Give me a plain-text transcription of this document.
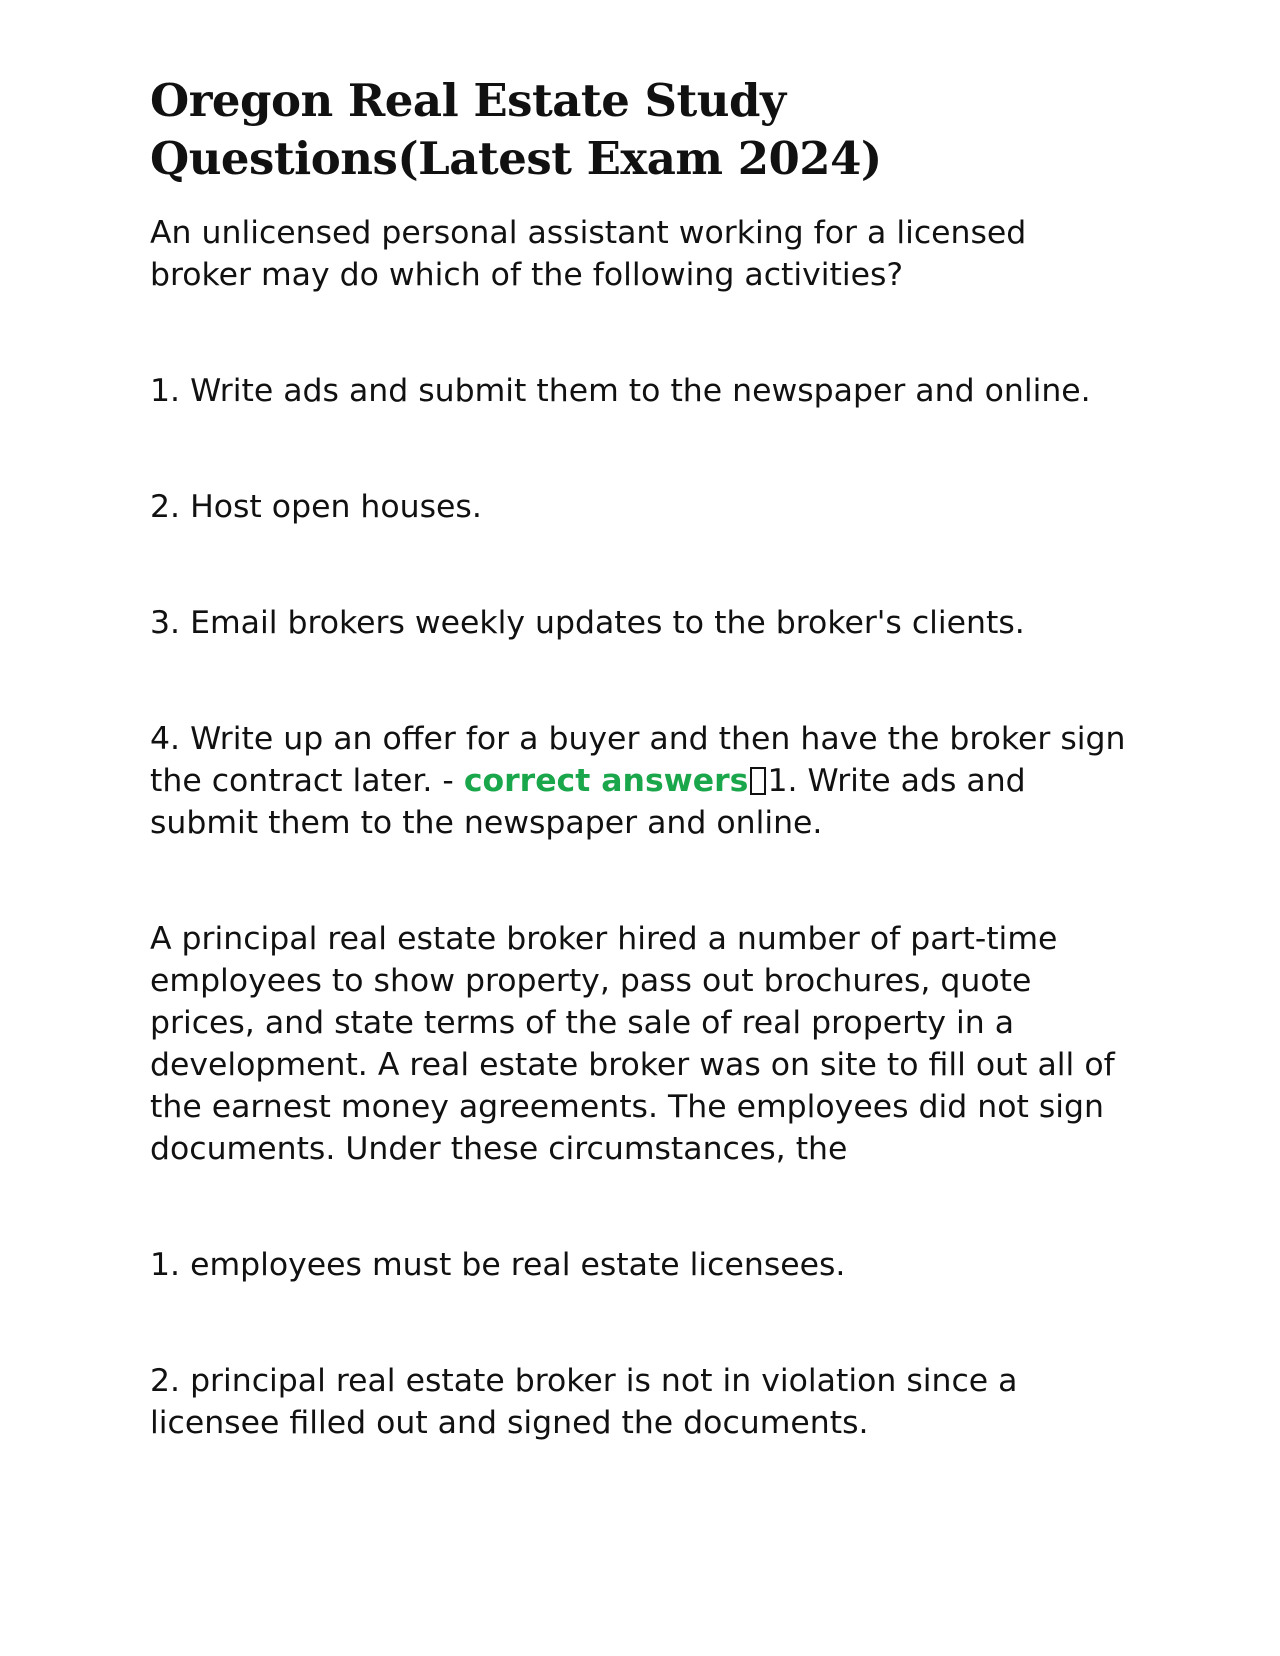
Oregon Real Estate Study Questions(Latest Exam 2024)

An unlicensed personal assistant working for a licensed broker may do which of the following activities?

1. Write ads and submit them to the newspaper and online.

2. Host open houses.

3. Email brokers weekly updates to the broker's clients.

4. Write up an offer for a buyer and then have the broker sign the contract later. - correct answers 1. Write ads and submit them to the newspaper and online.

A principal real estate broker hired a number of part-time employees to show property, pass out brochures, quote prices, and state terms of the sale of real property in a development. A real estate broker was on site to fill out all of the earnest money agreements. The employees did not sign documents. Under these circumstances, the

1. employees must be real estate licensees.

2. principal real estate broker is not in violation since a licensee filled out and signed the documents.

→ Exercise task
Generate a word-for-word copy of the preceding records, excluding all pictures.

→ Finished answer
Give me a plain-text transcription of this document.
Oregon Real Estate Study Questions(Latest Exam 2024)

An unlicensed personal assistant working for a licensed broker may do which of the following activities?

1. Write ads and submit them to the newspaper and online.

2. Host open houses.

3. Email brokers weekly updates to the broker's clients.

4. Write up an offer for a buyer and then have the broker sign the contract later. - correct answers 1. Write ads and submit them to the newspaper and online.

A principal real estate broker hired a number of part-time employees to show property, pass out brochures, quote prices, and state terms of the sale of real property in a development. A real estate broker was on site to fill out all of the earnest money agreements. The employees did not sign documents. Under these circumstances, the

1. employees must be real estate licensees.

2. principal real estate broker is not in violation since a licensee filled out and signed the documents.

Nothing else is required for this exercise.